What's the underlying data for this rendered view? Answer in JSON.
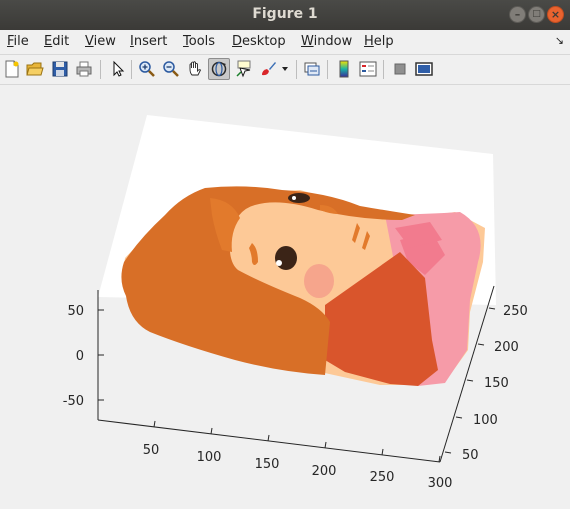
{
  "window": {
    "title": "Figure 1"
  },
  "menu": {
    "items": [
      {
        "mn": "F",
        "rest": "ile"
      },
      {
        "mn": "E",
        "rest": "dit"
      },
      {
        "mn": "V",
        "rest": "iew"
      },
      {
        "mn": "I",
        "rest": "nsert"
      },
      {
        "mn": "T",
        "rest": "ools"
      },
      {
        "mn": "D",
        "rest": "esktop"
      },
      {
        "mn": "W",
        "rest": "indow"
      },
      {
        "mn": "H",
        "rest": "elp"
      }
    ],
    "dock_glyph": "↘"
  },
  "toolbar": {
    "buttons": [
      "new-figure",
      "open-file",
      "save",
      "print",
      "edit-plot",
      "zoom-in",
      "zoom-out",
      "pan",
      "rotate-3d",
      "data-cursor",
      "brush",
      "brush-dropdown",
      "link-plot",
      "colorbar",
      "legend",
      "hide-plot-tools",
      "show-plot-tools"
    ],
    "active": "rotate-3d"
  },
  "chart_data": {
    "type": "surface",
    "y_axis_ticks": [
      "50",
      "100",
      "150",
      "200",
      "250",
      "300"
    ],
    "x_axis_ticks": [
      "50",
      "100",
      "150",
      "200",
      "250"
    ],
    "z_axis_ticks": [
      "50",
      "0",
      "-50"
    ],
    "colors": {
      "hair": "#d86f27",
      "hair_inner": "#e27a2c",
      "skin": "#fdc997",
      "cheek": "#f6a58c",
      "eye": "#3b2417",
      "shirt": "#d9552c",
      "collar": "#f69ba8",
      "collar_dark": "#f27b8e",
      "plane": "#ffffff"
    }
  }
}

• What the exercise asks
Print all of the entries word for word. Skip any images they contain.

• Written solution
What's the underlying data for this rendered view? Answer in JSON.
{
  "window": {
    "title": "Figure 1"
  },
  "menu": {
    "items": [
      {
        "mn": "F",
        "rest": "ile"
      },
      {
        "mn": "E",
        "rest": "dit"
      },
      {
        "mn": "V",
        "rest": "iew"
      },
      {
        "mn": "I",
        "rest": "nsert"
      },
      {
        "mn": "T",
        "rest": "ools"
      },
      {
        "mn": "D",
        "rest": "esktop"
      },
      {
        "mn": "W",
        "rest": "indow"
      },
      {
        "mn": "H",
        "rest": "elp"
      }
    ],
    "dock_glyph": "↘"
  },
  "toolbar": {
    "buttons": [
      "new-figure",
      "open-file",
      "save",
      "print",
      "edit-plot",
      "zoom-in",
      "zoom-out",
      "pan",
      "rotate-3d",
      "data-cursor",
      "brush",
      "brush-dropdown",
      "link-plot",
      "colorbar",
      "legend",
      "hide-plot-tools",
      "show-plot-tools"
    ],
    "active": "rotate-3d"
  },
  "chart_data": {
    "type": "surface",
    "y_axis_ticks": [
      "50",
      "100",
      "150",
      "200",
      "250",
      "300"
    ],
    "x_axis_ticks": [
      "50",
      "100",
      "150",
      "200",
      "250"
    ],
    "z_axis_ticks": [
      "50",
      "0",
      "-50"
    ],
    "colors": {
      "hair": "#d86f27",
      "hair_inner": "#e27a2c",
      "skin": "#fdc997",
      "cheek": "#f6a58c",
      "eye": "#3b2417",
      "shirt": "#d9552c",
      "collar": "#f69ba8",
      "collar_dark": "#f27b8e",
      "plane": "#ffffff"
    }
  }
}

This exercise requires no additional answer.